### Your objective
Output every one of the records below verbatim, line by line, without changing a single character.

Data lines

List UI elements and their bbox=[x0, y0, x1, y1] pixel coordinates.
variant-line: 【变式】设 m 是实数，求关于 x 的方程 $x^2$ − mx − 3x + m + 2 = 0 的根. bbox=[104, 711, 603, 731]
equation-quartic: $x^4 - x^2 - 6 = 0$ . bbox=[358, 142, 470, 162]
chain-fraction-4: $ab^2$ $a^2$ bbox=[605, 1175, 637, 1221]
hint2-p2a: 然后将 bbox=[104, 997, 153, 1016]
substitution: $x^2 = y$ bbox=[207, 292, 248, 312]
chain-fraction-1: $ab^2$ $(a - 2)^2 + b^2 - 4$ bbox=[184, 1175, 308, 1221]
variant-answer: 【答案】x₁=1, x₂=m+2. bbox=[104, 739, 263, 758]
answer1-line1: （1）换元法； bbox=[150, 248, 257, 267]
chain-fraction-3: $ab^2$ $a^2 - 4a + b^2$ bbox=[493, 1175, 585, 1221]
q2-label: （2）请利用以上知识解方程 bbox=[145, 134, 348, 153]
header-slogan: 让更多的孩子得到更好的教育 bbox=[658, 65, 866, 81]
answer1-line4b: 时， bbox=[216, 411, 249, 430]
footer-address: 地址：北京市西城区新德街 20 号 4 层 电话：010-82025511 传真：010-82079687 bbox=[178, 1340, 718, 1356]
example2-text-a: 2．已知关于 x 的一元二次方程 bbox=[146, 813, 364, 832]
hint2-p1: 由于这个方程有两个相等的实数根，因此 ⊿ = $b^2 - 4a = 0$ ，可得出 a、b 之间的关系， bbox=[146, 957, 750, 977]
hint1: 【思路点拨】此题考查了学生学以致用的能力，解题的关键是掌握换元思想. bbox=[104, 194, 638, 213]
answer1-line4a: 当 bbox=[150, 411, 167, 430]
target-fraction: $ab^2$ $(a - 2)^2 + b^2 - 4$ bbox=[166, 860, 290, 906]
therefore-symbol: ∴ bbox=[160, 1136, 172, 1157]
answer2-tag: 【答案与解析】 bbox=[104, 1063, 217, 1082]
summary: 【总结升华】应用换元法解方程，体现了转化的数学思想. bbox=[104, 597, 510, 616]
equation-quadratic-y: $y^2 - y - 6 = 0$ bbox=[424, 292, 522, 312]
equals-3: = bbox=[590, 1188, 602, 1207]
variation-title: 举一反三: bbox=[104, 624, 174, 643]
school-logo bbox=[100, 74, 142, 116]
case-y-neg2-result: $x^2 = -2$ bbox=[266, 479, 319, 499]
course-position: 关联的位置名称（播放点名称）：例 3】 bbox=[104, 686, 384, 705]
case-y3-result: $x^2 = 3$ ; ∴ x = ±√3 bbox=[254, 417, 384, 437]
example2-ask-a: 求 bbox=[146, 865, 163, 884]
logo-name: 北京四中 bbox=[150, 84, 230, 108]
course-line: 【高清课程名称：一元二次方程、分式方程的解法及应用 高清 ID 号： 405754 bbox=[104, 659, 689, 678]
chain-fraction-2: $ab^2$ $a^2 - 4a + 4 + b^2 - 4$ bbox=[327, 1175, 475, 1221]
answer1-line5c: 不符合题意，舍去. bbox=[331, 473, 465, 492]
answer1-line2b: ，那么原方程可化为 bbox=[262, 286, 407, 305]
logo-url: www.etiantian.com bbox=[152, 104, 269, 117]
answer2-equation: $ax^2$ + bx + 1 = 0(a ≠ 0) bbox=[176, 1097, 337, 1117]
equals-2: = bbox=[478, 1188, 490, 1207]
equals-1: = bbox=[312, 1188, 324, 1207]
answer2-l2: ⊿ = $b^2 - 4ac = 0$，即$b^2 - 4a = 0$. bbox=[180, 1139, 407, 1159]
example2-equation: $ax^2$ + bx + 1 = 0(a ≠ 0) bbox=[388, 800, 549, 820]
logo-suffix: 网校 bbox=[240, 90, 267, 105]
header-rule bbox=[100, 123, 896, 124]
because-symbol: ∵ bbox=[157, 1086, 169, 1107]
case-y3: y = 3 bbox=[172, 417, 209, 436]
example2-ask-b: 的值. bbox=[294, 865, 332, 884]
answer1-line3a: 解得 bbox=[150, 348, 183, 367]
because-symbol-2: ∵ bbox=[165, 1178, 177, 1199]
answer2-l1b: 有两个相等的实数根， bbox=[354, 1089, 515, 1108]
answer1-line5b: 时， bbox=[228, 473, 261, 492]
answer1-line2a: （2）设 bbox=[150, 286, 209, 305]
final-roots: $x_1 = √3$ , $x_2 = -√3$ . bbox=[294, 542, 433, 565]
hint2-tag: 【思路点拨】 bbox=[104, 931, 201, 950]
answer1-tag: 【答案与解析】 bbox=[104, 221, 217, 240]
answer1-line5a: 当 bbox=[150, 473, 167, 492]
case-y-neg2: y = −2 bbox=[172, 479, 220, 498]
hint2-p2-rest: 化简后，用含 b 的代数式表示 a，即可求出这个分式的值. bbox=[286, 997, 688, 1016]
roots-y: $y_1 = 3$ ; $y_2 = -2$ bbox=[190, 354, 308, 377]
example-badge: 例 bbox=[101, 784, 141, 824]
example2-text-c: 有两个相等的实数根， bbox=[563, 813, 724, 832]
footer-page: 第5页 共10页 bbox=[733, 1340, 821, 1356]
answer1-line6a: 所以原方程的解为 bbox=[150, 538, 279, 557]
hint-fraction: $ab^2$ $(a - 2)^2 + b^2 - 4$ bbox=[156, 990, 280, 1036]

### Exercise result
List UI elements and their bbox=[x0, y0, x1, y1] pixel coordinates.
variant-line: 【变式】设 m 是实数，求关于 x 的方程 $x^2$ − mx − 3x + m + 2 = 0 的根. bbox=[104, 711, 603, 731]
equation-quartic: $x^4 - x^2 - 6 = 0$ . bbox=[358, 142, 470, 162]
chain-fraction-4: $ab^2$ $a^2$ bbox=[605, 1175, 637, 1221]
hint2-p2a: 然后将 bbox=[104, 997, 153, 1016]
substitution: $x^2 = y$ bbox=[207, 292, 248, 312]
chain-fraction-1: $ab^2$ $(a - 2)^2 + b^2 - 4$ bbox=[184, 1175, 308, 1221]
variant-answer: 【答案】x₁=1, x₂=m+2. bbox=[104, 739, 263, 758]
answer1-line1: （1）换元法； bbox=[150, 248, 257, 267]
chain-fraction-3: $ab^2$ $a^2 - 4a + b^2$ bbox=[493, 1175, 585, 1221]
q2-label: （2）请利用以上知识解方程 bbox=[145, 134, 348, 153]
header-slogan: 让更多的孩子得到更好的教育 bbox=[658, 65, 866, 81]
answer1-line4b: 时， bbox=[216, 411, 249, 430]
footer-address: 地址：北京市西城区新德街 20 号 4 层 电话：010-82025511 传真：010-82079687 bbox=[178, 1340, 718, 1356]
example2-text-a: 2．已知关于 x 的一元二次方程 bbox=[146, 813, 364, 832]
hint2-p1: 由于这个方程有两个相等的实数根，因此 ⊿ = $b^2 - 4a = 0$ ，可得出 a、b 之间的关系， bbox=[146, 957, 750, 977]
hint1: 【思路点拨】此题考查了学生学以致用的能力，解题的关键是掌握换元思想. bbox=[104, 194, 638, 213]
answer1-line4a: 当 bbox=[150, 411, 167, 430]
target-fraction: $ab^2$ $(a - 2)^2 + b^2 - 4$ bbox=[166, 860, 290, 906]
therefore-symbol: ∴ bbox=[160, 1136, 172, 1157]
answer2-tag: 【答案与解析】 bbox=[104, 1063, 217, 1082]
summary: 【总结升华】应用换元法解方程，体现了转化的数学思想. bbox=[104, 597, 510, 616]
equation-quadratic-y: $y^2 - y - 6 = 0$ bbox=[424, 292, 522, 312]
equals-3: = bbox=[590, 1188, 602, 1207]
variation-title: 举一反三: bbox=[104, 624, 174, 643]
school-logo bbox=[100, 74, 142, 116]
case-y-neg2-result: $x^2 = -2$ bbox=[266, 479, 319, 499]
course-position: 关联的位置名称（播放点名称）：例 3】 bbox=[104, 686, 384, 705]
case-y3-result: $x^2 = 3$ ; ∴ x = ±√3 bbox=[254, 417, 384, 437]
example2-ask-a: 求 bbox=[146, 865, 163, 884]
logo-name: 北京四中 bbox=[150, 84, 230, 108]
course-line: 【高清课程名称：一元二次方程、分式方程的解法及应用 高清 ID 号： 405754 bbox=[104, 659, 689, 678]
chain-fraction-2: $ab^2$ $a^2 - 4a + 4 + b^2 - 4$ bbox=[327, 1175, 475, 1221]
answer1-line5c: 不符合题意，舍去. bbox=[331, 473, 465, 492]
answer1-line2b: ，那么原方程可化为 bbox=[262, 286, 407, 305]
logo-url: www.etiantian.com bbox=[152, 104, 269, 117]
answer2-equation: $ax^2$ + bx + 1 = 0(a ≠ 0) bbox=[176, 1097, 337, 1117]
equals-2: = bbox=[478, 1188, 490, 1207]
equals-1: = bbox=[312, 1188, 324, 1207]
answer2-l2: ⊿ = $b^2 - 4ac = 0$，即$b^2 - 4a = 0$. bbox=[180, 1139, 407, 1159]
example2-equation: $ax^2$ + bx + 1 = 0(a ≠ 0) bbox=[388, 800, 549, 820]
logo-suffix: 网校 bbox=[240, 90, 267, 105]
header-rule bbox=[100, 123, 896, 124]
because-symbol: ∵ bbox=[157, 1086, 169, 1107]
case-y3: y = 3 bbox=[172, 417, 209, 436]
example2-ask-b: 的值. bbox=[294, 865, 332, 884]
answer1-line3a: 解得 bbox=[150, 348, 183, 367]
because-symbol-2: ∵ bbox=[165, 1178, 177, 1199]
answer2-l1b: 有两个相等的实数根， bbox=[354, 1089, 515, 1108]
answer1-line5b: 时， bbox=[228, 473, 261, 492]
answer1-line2a: （2）设 bbox=[150, 286, 209, 305]
final-roots: $x_1 = √3$ , $x_2 = -√3$ . bbox=[294, 542, 433, 565]
hint2-tag: 【思路点拨】 bbox=[104, 931, 201, 950]
answer1-tag: 【答案与解析】 bbox=[104, 221, 217, 240]
answer1-line5a: 当 bbox=[150, 473, 167, 492]
case-y-neg2: y = −2 bbox=[172, 479, 220, 498]
hint2-p2-rest: 化简后，用含 b 的代数式表示 a，即可求出这个分式的值. bbox=[286, 997, 688, 1016]
roots-y: $y_1 = 3$ ; $y_2 = -2$ bbox=[190, 354, 308, 377]
example-badge: 例 bbox=[101, 784, 141, 824]
example2-text-c: 有两个相等的实数根， bbox=[563, 813, 724, 832]
footer-page: 第5页 共10页 bbox=[733, 1340, 821, 1356]
answer1-line6a: 所以原方程的解为 bbox=[150, 538, 279, 557]
hint-fraction: $ab^2$ $(a - 2)^2 + b^2 - 4$ bbox=[156, 990, 280, 1036]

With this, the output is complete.